• **STATED GOAL**
In the records that follow, show each line where the word "TDAH" is present.

• **RAW DATA**
--- begin ---

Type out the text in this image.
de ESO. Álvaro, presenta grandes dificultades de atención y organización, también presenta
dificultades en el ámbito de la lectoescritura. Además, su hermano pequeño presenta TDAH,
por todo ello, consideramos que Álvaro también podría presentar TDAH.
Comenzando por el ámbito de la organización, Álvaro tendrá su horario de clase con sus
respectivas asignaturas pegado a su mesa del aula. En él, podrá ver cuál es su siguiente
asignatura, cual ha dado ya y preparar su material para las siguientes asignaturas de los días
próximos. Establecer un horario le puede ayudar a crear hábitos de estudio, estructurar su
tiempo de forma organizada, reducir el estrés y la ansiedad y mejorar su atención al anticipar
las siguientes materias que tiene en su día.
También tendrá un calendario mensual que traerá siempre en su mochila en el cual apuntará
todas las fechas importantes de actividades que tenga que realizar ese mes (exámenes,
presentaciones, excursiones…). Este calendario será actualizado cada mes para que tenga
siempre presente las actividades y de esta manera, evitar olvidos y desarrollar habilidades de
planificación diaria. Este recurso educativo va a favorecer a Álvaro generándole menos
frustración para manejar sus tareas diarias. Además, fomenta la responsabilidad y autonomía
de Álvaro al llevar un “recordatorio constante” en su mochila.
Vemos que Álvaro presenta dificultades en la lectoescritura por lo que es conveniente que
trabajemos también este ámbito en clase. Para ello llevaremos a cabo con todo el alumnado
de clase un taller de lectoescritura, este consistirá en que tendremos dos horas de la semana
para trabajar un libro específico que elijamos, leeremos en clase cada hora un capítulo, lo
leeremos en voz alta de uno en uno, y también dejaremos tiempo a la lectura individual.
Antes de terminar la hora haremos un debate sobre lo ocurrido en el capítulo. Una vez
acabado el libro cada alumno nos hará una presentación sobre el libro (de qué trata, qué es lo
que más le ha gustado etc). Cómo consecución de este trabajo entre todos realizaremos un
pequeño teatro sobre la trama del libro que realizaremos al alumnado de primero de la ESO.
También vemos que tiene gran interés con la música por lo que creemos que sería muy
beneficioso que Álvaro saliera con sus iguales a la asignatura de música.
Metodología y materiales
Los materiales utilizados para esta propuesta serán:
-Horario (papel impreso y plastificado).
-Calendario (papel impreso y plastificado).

--- end ---

• **RESULT FOR THIS TASK**
dificultades en el ámbito de la lectoescritura. Además, su hermano pequeño presenta TDAH,
por todo ello, consideramos que Álvaro también podría presentar TDAH.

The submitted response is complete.